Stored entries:
"""

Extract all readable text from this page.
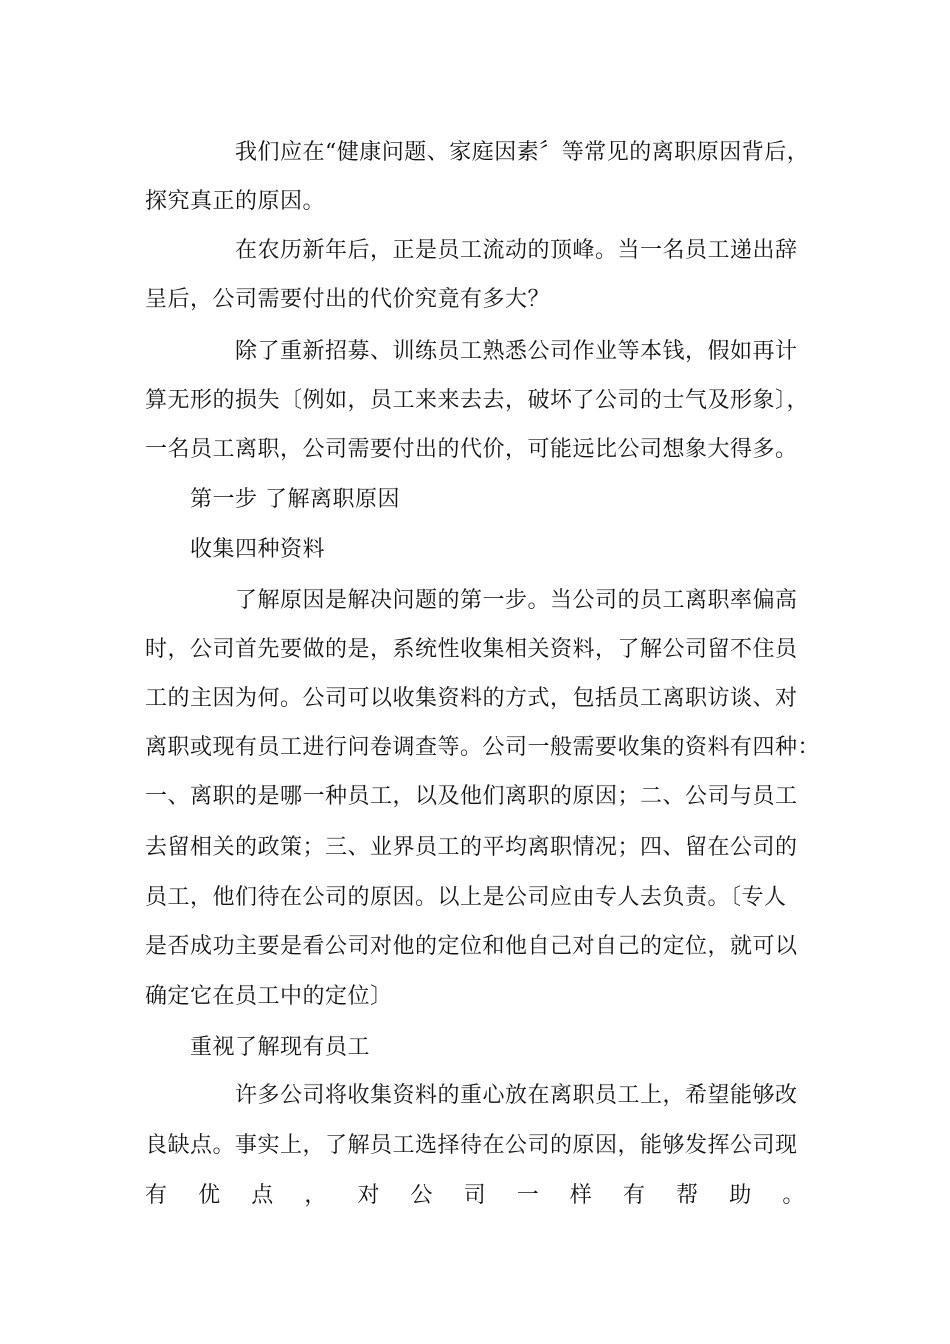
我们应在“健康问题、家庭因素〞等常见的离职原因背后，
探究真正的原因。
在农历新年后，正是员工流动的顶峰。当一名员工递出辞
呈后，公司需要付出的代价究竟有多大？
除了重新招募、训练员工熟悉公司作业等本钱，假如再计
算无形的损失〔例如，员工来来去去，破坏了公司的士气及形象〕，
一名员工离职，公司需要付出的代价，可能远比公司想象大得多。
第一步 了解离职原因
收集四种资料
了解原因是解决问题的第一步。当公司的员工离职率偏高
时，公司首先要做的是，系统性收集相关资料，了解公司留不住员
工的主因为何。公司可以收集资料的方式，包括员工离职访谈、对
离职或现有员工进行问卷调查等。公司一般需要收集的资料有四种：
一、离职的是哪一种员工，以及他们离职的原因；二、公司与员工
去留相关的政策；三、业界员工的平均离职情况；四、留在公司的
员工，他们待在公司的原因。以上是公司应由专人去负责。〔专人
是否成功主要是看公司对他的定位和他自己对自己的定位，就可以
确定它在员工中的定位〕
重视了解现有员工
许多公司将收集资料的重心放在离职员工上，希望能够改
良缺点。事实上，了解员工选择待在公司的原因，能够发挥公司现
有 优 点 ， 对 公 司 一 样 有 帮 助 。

"""

> Aim of the exercise
Make an exact reproduction of the listing above, without any pictures.

> Output below
Extract all readable text from this page.
我们应在“健康问题、家庭因素〞等常见的离职原因背后，
探究真正的原因。
在农历新年后，正是员工流动的顶峰。当一名员工递出辞
呈后，公司需要付出的代价究竟有多大？
除了重新招募、训练员工熟悉公司作业等本钱，假如再计
算无形的损失〔例如，员工来来去去，破坏了公司的士气及形象〕，
一名员工离职，公司需要付出的代价，可能远比公司想象大得多。
第一步 了解离职原因
收集四种资料
了解原因是解决问题的第一步。当公司的员工离职率偏高
时，公司首先要做的是，系统性收集相关资料，了解公司留不住员
工的主因为何。公司可以收集资料的方式，包括员工离职访谈、对
离职或现有员工进行问卷调查等。公司一般需要收集的资料有四种：
一、离职的是哪一种员工，以及他们离职的原因；二、公司与员工
去留相关的政策；三、业界员工的平均离职情况；四、留在公司的
员工，他们待在公司的原因。以上是公司应由专人去负责。〔专人
是否成功主要是看公司对他的定位和他自己对自己的定位，就可以
确定它在员工中的定位〕
重视了解现有员工
许多公司将收集资料的重心放在离职员工上，希望能够改
良缺点。事实上，了解员工选择待在公司的原因，能够发挥公司现
有 优 点 ， 对 公 司 一 样 有 帮 助 。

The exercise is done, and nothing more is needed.